* Exercise objective
Write out the entries below once more, exactly.

* Stored rows

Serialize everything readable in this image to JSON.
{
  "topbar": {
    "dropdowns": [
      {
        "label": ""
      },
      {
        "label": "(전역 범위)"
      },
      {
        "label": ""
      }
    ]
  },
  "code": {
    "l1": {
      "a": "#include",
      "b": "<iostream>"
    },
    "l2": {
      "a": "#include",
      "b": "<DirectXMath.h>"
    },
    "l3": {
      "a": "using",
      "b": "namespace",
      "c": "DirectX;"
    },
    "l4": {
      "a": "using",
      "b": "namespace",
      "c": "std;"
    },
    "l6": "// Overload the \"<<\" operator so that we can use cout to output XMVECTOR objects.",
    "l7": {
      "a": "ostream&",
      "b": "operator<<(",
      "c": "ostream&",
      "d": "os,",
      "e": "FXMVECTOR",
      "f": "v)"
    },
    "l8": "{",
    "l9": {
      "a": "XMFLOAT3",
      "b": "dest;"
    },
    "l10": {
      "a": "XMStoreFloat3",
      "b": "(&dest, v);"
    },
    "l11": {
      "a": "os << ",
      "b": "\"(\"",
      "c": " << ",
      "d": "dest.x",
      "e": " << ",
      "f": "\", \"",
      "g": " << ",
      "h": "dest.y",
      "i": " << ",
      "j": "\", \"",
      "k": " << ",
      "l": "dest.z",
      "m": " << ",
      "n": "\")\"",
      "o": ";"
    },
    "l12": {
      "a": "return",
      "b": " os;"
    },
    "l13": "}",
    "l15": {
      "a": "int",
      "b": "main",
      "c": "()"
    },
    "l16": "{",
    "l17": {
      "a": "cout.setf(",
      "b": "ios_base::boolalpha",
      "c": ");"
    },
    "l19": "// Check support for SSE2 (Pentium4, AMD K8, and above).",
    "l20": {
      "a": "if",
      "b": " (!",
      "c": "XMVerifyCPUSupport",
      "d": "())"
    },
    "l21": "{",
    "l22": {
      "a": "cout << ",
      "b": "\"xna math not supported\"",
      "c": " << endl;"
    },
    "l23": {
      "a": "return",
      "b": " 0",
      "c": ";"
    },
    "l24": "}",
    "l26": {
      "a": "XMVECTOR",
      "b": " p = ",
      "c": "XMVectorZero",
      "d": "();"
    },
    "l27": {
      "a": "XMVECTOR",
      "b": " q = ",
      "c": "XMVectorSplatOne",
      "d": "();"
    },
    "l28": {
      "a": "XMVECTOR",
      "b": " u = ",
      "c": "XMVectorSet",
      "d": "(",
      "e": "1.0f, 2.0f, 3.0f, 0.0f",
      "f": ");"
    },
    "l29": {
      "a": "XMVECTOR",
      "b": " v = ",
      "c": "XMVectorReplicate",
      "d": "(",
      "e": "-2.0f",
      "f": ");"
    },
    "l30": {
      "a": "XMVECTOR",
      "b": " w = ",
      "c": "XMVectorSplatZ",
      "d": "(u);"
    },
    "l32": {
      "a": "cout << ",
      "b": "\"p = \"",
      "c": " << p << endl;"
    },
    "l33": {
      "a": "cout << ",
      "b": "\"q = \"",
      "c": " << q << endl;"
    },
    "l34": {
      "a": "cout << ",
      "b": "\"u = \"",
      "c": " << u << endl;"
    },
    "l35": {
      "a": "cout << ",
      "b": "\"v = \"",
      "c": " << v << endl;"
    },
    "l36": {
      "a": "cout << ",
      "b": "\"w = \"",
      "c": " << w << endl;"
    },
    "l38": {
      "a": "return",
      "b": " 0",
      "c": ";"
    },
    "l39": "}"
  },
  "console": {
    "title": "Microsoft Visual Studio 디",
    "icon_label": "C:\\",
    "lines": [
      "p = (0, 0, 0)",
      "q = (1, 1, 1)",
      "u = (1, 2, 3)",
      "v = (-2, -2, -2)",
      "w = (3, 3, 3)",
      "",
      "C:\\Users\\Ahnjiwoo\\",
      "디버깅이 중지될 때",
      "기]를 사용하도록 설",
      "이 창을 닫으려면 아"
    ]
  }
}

* Problem solution
Serialize everything readable in this image to JSON.
{
  "topbar": {
    "dropdowns": [
      {
        "label": ""
      },
      {
        "label": "(전역 범위)"
      },
      {
        "label": ""
      }
    ]
  },
  "code": {
    "l1": {
      "a": "#include",
      "b": "<iostream>"
    },
    "l2": {
      "a": "#include",
      "b": "<DirectXMath.h>"
    },
    "l3": {
      "a": "using",
      "b": "namespace",
      "c": "DirectX;"
    },
    "l4": {
      "a": "using",
      "b": "namespace",
      "c": "std;"
    },
    "l6": "// Overload the \"<<\" operator so that we can use cout to output XMVECTOR objects.",
    "l7": {
      "a": "ostream&",
      "b": "operator<<(",
      "c": "ostream&",
      "d": "os,",
      "e": "FXMVECTOR",
      "f": "v)"
    },
    "l8": "{",
    "l9": {
      "a": "XMFLOAT3",
      "b": "dest;"
    },
    "l10": {
      "a": "XMStoreFloat3",
      "b": "(&dest, v);"
    },
    "l11": {
      "a": "os << ",
      "b": "\"(\"",
      "c": " << ",
      "d": "dest.x",
      "e": " << ",
      "f": "\", \"",
      "g": " << ",
      "h": "dest.y",
      "i": " << ",
      "j": "\", \"",
      "k": " << ",
      "l": "dest.z",
      "m": " << ",
      "n": "\")\"",
      "o": ";"
    },
    "l12": {
      "a": "return",
      "b": " os;"
    },
    "l13": "}",
    "l15": {
      "a": "int",
      "b": "main",
      "c": "()"
    },
    "l16": "{",
    "l17": {
      "a": "cout.setf(",
      "b": "ios_base::boolalpha",
      "c": ");"
    },
    "l19": "// Check support for SSE2 (Pentium4, AMD K8, and above).",
    "l20": {
      "a": "if",
      "b": " (!",
      "c": "XMVerifyCPUSupport",
      "d": "())"
    },
    "l21": "{",
    "l22": {
      "a": "cout << ",
      "b": "\"xna math not supported\"",
      "c": " << endl;"
    },
    "l23": {
      "a": "return",
      "b": " 0",
      "c": ";"
    },
    "l24": "}",
    "l26": {
      "a": "XMVECTOR",
      "b": " p = ",
      "c": "XMVectorZero",
      "d": "();"
    },
    "l27": {
      "a": "XMVECTOR",
      "b": " q = ",
      "c": "XMVectorSplatOne",
      "d": "();"
    },
    "l28": {
      "a": "XMVECTOR",
      "b": " u = ",
      "c": "XMVectorSet",
      "d": "(",
      "e": "1.0f, 2.0f, 3.0f, 0.0f",
      "f": ");"
    },
    "l29": {
      "a": "XMVECTOR",
      "b": " v = ",
      "c": "XMVectorReplicate",
      "d": "(",
      "e": "-2.0f",
      "f": ");"
    },
    "l30": {
      "a": "XMVECTOR",
      "b": " w = ",
      "c": "XMVectorSplatZ",
      "d": "(u);"
    },
    "l32": {
      "a": "cout << ",
      "b": "\"p = \"",
      "c": " << p << endl;"
    },
    "l33": {
      "a": "cout << ",
      "b": "\"q = \"",
      "c": " << q << endl;"
    },
    "l34": {
      "a": "cout << ",
      "b": "\"u = \"",
      "c": " << u << endl;"
    },
    "l35": {
      "a": "cout << ",
      "b": "\"v = \"",
      "c": " << v << endl;"
    },
    "l36": {
      "a": "cout << ",
      "b": "\"w = \"",
      "c": " << w << endl;"
    },
    "l38": {
      "a": "return",
      "b": " 0",
      "c": ";"
    },
    "l39": "}"
  },
  "console": {
    "title": "Microsoft Visual Studio 디",
    "icon_label": "C:\\",
    "lines": [
      "p = (0, 0, 0)",
      "q = (1, 1, 1)",
      "u = (1, 2, 3)",
      "v = (-2, -2, -2)",
      "w = (3, 3, 3)",
      "",
      "C:\\Users\\Ahnjiwoo\\",
      "디버깅이 중지될 때",
      "기]를 사용하도록 설",
      "이 창을 닫으려면 아"
    ]
  }
}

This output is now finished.